(Stated problem):
Using the listing below, extract each line that has the word "right" in it.

(Data lines):
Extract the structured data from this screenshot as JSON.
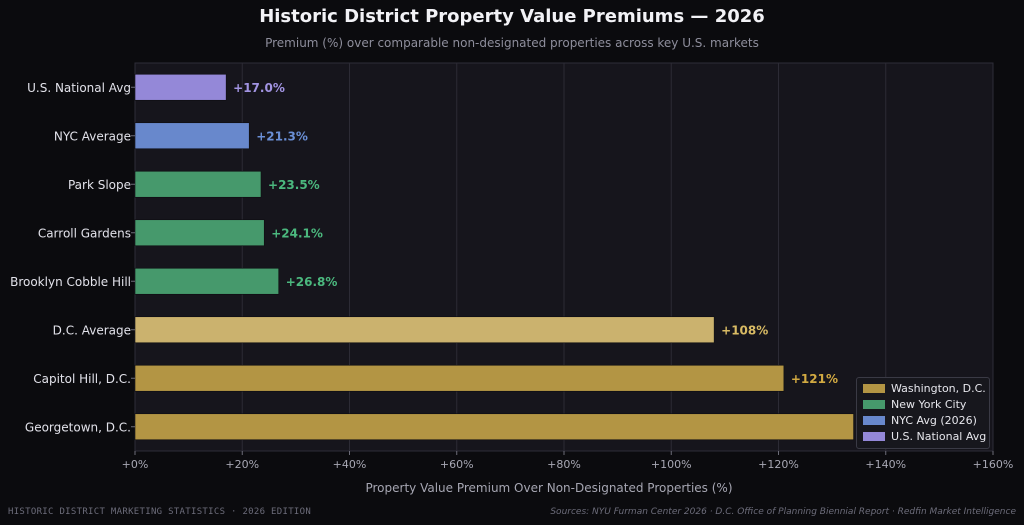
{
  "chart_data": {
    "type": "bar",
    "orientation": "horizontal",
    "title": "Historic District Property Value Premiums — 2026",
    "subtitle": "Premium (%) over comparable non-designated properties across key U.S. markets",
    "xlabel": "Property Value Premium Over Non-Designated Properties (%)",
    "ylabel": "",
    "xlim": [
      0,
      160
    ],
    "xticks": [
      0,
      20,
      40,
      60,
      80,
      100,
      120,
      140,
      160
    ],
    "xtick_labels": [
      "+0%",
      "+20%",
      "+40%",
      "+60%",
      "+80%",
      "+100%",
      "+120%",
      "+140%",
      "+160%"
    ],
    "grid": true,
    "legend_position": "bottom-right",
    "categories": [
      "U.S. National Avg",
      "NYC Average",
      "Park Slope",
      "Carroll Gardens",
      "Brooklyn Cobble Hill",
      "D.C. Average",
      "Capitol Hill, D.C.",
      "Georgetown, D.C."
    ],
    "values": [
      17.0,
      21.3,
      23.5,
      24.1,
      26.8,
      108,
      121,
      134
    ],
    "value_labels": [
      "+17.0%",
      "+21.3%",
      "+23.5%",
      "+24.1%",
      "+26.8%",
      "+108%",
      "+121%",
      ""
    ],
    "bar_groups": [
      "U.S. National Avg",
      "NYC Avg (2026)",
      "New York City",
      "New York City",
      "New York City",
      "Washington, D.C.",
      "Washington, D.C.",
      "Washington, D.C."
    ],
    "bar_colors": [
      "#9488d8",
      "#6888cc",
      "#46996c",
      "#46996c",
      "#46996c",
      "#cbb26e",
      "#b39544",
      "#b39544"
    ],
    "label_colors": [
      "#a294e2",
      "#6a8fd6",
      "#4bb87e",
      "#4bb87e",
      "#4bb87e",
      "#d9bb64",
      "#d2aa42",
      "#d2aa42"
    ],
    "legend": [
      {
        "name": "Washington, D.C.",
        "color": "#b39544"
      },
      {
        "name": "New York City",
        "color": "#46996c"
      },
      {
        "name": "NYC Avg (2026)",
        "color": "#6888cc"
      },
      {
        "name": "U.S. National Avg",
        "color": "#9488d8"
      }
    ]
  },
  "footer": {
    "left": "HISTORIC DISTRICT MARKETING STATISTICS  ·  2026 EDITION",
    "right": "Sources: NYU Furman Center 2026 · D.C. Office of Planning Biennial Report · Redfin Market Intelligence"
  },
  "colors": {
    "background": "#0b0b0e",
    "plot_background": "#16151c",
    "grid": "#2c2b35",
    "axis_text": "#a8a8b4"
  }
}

...

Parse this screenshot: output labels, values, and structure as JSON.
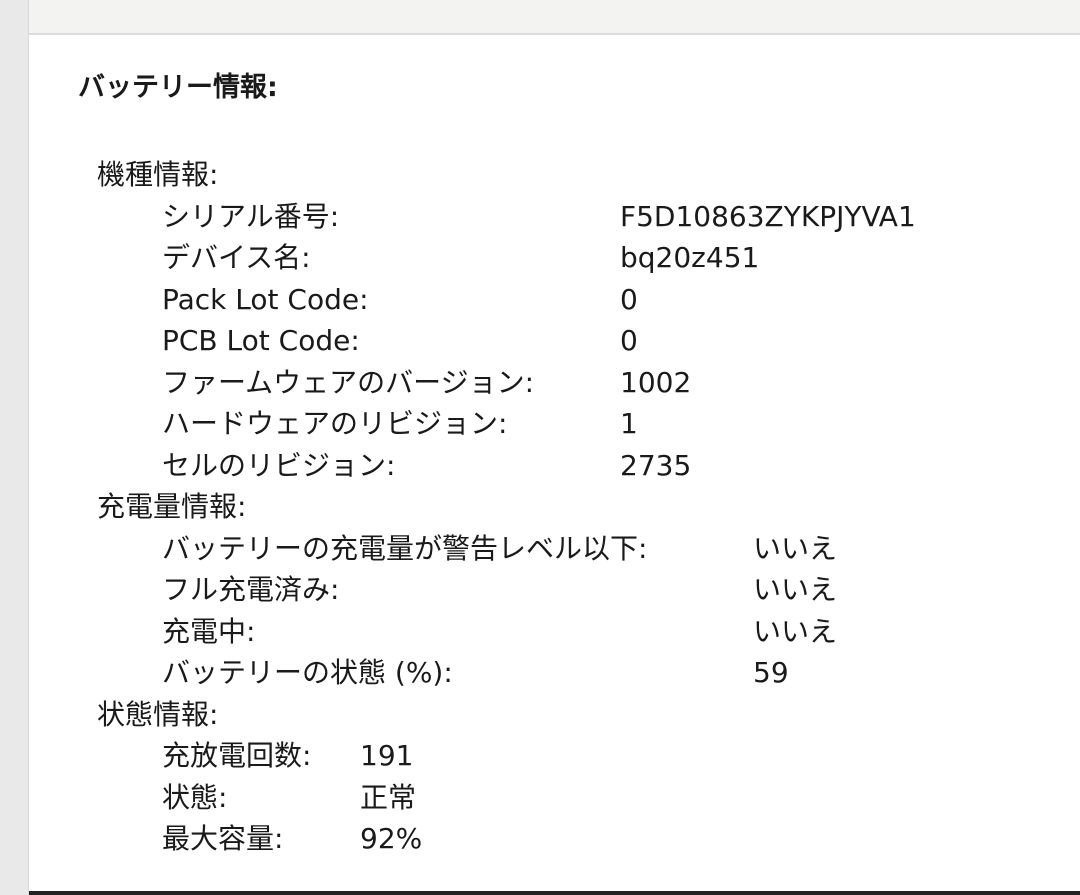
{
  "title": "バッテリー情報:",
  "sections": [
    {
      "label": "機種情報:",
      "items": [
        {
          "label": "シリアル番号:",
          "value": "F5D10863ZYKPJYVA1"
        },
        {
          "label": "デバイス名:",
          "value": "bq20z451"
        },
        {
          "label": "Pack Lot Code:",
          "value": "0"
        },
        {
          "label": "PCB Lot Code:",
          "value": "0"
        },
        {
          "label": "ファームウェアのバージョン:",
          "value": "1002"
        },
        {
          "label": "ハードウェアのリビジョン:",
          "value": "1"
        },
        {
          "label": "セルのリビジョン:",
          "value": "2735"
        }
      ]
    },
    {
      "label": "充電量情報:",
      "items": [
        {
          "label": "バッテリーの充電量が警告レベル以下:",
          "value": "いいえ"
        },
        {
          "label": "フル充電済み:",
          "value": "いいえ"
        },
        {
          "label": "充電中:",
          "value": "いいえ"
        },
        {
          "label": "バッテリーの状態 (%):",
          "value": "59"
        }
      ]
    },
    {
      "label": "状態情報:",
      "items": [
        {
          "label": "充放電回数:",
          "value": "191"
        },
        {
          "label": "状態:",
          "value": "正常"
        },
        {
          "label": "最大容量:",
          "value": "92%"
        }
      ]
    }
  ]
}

(Solution to this exercise):
    "legend_position": "bottom-right",
    "right": "Sources: NYU Furman Center 2026 · D.C. Office of Planning Biennial Report · Redfin Market Intelligence"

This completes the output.